## Exercise requirements
Copy out all the lines exactly. Omit pictures.

* start Available records *

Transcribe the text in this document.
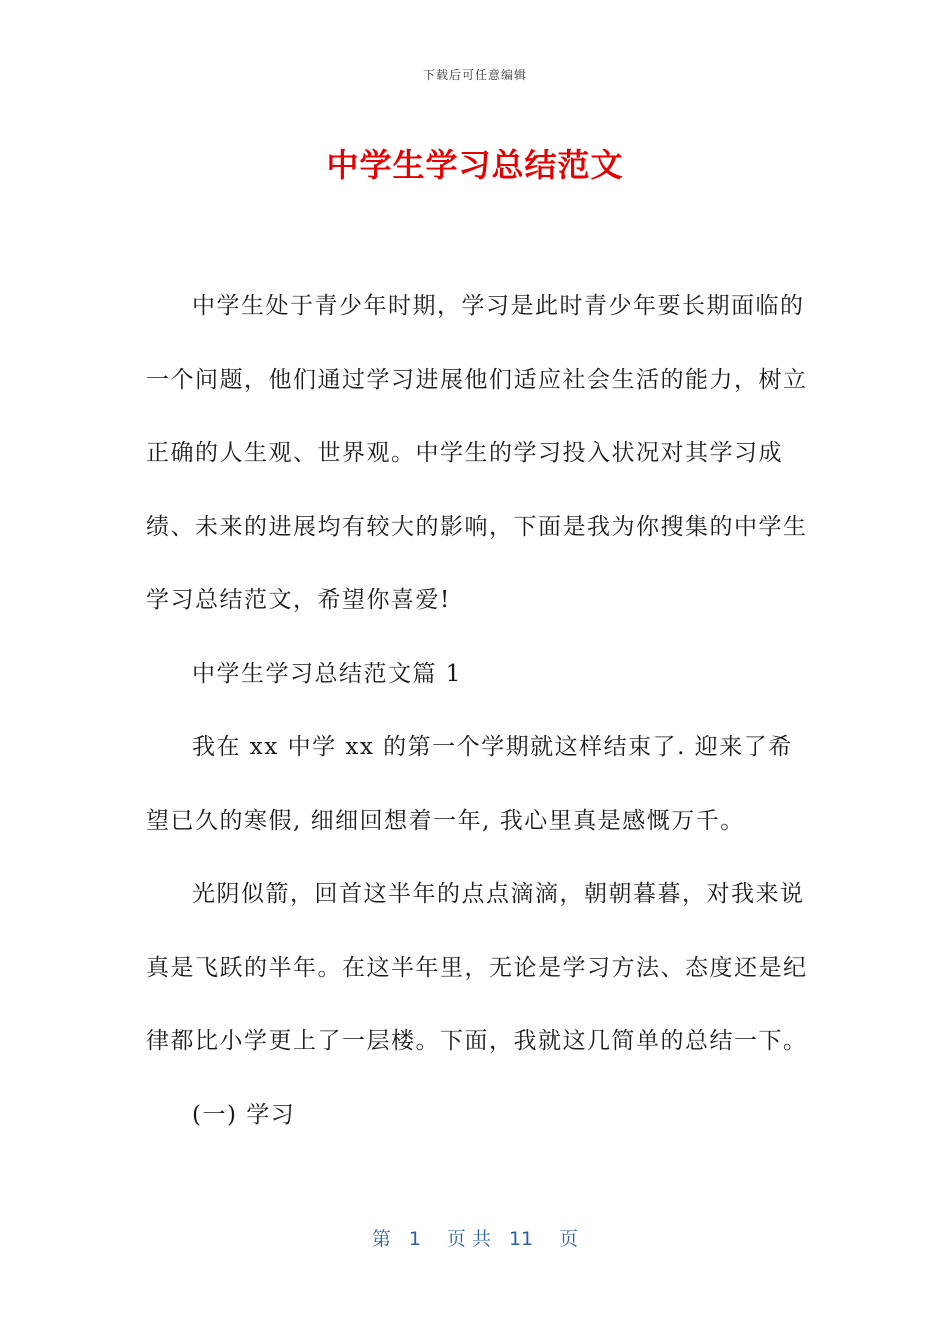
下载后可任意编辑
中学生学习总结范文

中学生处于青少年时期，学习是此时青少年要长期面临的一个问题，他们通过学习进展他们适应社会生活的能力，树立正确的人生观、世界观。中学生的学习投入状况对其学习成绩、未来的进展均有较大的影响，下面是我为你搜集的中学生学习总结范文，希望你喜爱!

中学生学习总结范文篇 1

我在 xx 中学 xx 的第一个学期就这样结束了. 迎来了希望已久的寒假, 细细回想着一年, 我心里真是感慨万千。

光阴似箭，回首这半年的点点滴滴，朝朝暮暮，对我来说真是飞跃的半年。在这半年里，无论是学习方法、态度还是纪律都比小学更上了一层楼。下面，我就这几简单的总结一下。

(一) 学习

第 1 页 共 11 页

* end Available records *

## Solution for this exercise
Transcribe the text in this document.
下载后可任意编辑
中学生学习总结范文

中学生处于青少年时期，学习是此时青少年要长期面临的一个问题，他们通过学习进展他们适应社会生活的能力，树立正确的人生观、世界观。中学生的学习投入状况对其学习成绩、未来的进展均有较大的影响，下面是我为你搜集的中学生学习总结范文，希望你喜爱!

中学生学习总结范文篇 1

我在 xx 中学 xx 的第一个学期就这样结束了. 迎来了希望已久的寒假, 细细回想着一年, 我心里真是感慨万千。

光阴似箭，回首这半年的点点滴滴，朝朝暮暮，对我来说真是飞跃的半年。在这半年里，无论是学习方法、态度还是纪律都比小学更上了一层楼。下面，我就这几简单的总结一下。

(一) 学习

第 1 页 共 11 页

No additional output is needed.